┌─ Materials provided

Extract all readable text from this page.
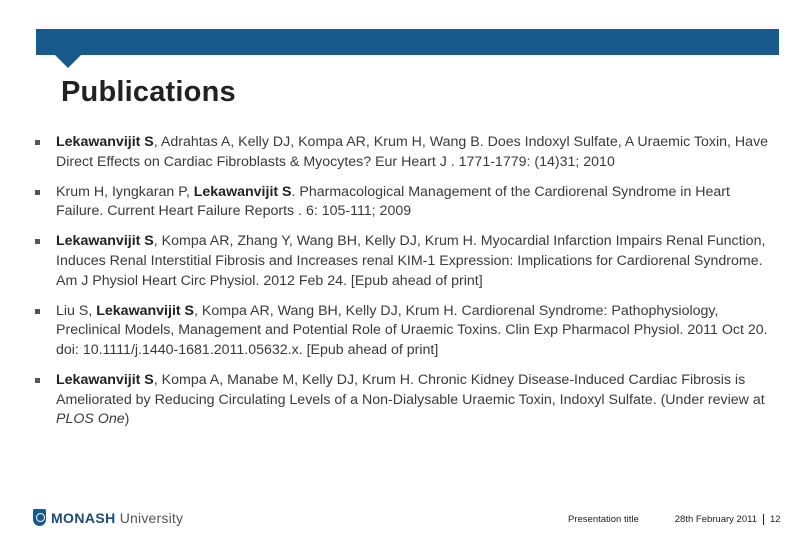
Publications
Lekawanvijit S, Adrahtas A, Kelly DJ, Kompa AR, Krum H, Wang B. Does Indoxyl Sulfate, A Uraemic Toxin, Have Direct Effects on Cardiac Fibroblasts & Myocytes? Eur Heart J . 1771-1779: (14)31; 2010
Krum H, Iyngkaran P, Lekawanvijit S. Pharmacological Management of the Cardiorenal Syndrome in Heart Failure. Current Heart Failure Reports . 6: 105-111; 2009
Lekawanvijit S, Kompa AR, Zhang Y, Wang BH, Kelly DJ, Krum H. Myocardial Infarction Impairs Renal Function, Induces Renal Interstitial Fibrosis and Increases renal KIM-1 Expression: Implications for Cardiorenal Syndrome. Am J Physiol Heart Circ Physiol. 2012 Feb 24. [Epub ahead of print]
Liu S, Lekawanvijit S, Kompa AR, Wang BH, Kelly DJ, Krum H. Cardiorenal Syndrome: Pathophysiology, Preclinical Models, Management and Potential Role of Uraemic Toxins. Clin Exp Pharmacol Physiol. 2011 Oct 20. doi: 10.1111/j.1440-1681.2011.05632.x. [Epub ahead of print]
Lekawanvijit S, Kompa A, Manabe M, Kelly DJ, Krum H. Chronic Kidney Disease-Induced Cardiac Fibrosis is Ameliorated by Reducing Circulating Levels of a Non-Dialysable Uraemic Toxin, Indoxyl Sulfate. (Under review at PLOS One)
MONASH University	Presentation title	28th February 2011 12
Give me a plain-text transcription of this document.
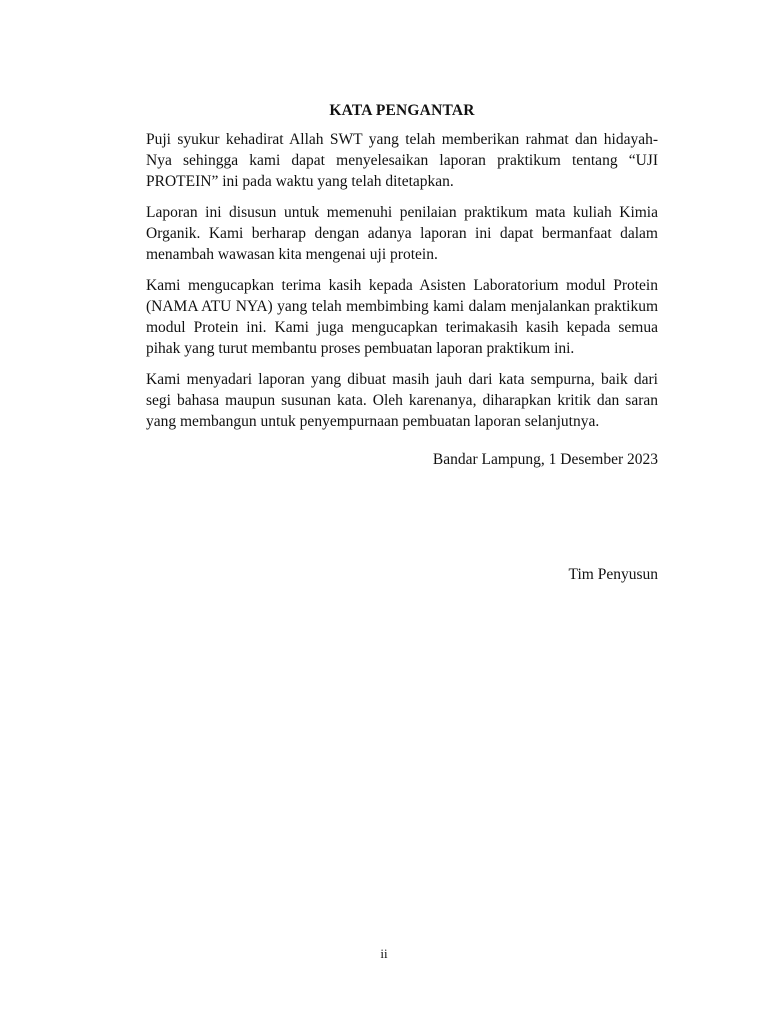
KATA PENGANTAR

Puji syukur kehadirat Allah SWT yang telah memberikan rahmat dan hidayah-Nya sehingga kami dapat menyelesaikan laporan praktikum tentang “UJI PROTEIN” ini pada waktu yang telah ditetapkan.

Laporan ini disusun untuk memenuhi penilaian praktikum mata kuliah Kimia Organik. Kami berharap dengan adanya laporan ini dapat bermanfaat dalam menambah wawasan kita mengenai uji protein.

Kami mengucapkan terima kasih kepada Asisten Laboratorium modul Protein (NAMA ATU NYA) yang telah membimbing kami dalam menjalankan praktikum modul Protein ini. Kami juga mengucapkan terimakasih kasih kepada semua pihak yang turut membantu proses pembuatan laporan praktikum ini.

Kami menyadari laporan yang dibuat masih jauh dari kata sempurna, baik dari segi bahasa maupun susunan kata. Oleh karenanya, diharapkan kritik dan saran yang membangun untuk penyempurnaan pembuatan laporan selanjutnya.

Bandar Lampung, 1 Desember 2023

Tim Penyusun

ii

└─

▶ **Prompt**
The complete listing must be transcribed verbatim, and all pictures are to be omitted.

▶ **Task response**
Extract all readable text from this page.
Publications
Lekawanvijit S, Adrahtas A, Kelly DJ, Kompa AR, Krum H, Wang B. Does Indoxyl Sulfate, A Uraemic Toxin, Have Direct Effects on Cardiac Fibroblasts & Myocytes? Eur Heart J . 1771-1779: (14)31; 2010
Krum H, Iyngkaran P, Lekawanvijit S. Pharmacological Management of the Cardiorenal Syndrome in Heart Failure. Current Heart Failure Reports . 6: 105-111; 2009
Lekawanvijit S, Kompa AR, Zhang Y, Wang BH, Kelly DJ, Krum H. Myocardial Infarction Impairs Renal Function, Induces Renal Interstitial Fibrosis and Increases renal KIM-1 Expression: Implications for Cardiorenal Syndrome. Am J Physiol Heart Circ Physiol. 2012 Feb 24. [Epub ahead of print]
Liu S, Lekawanvijit S, Kompa AR, Wang BH, Kelly DJ, Krum H. Cardiorenal Syndrome: Pathophysiology, Preclinical Models, Management and Potential Role of Uraemic Toxins. Clin Exp Pharmacol Physiol. 2011 Oct 20. doi: 10.1111/j.1440-1681.2011.05632.x. [Epub ahead of print]
Lekawanvijit S, Kompa A, Manabe M, Kelly DJ, Krum H. Chronic Kidney Disease-Induced Cardiac Fibrosis is Ameliorated by Reducing Circulating Levels of a Non-Dialysable Uraemic Toxin, Indoxyl Sulfate. (Under review at PLOS One)
MONASH University	Presentation title	28th February 2011 12
Give me a plain-text transcription of this document.
KATA PENGANTAR

Puji syukur kehadirat Allah SWT yang telah memberikan rahmat dan hidayah-Nya sehingga kami dapat menyelesaikan laporan praktikum tentang “UJI PROTEIN” ini pada waktu yang telah ditetapkan.

Laporan ini disusun untuk memenuhi penilaian praktikum mata kuliah Kimia Organik. Kami berharap dengan adanya laporan ini dapat bermanfaat dalam menambah wawasan kita mengenai uji protein.

Kami mengucapkan terima kasih kepada Asisten Laboratorium modul Protein (NAMA ATU NYA) yang telah membimbing kami dalam menjalankan praktikum modul Protein ini. Kami juga mengucapkan terimakasih kasih kepada semua pihak yang turut membantu proses pembuatan laporan praktikum ini.

Kami menyadari laporan yang dibuat masih jauh dari kata sempurna, baik dari segi bahasa maupun susunan kata. Oleh karenanya, diharapkan kritik dan saran yang membangun untuk penyempurnaan pembuatan laporan selanjutnya.

Bandar Lampung, 1 Desember 2023

Tim Penyusun

ii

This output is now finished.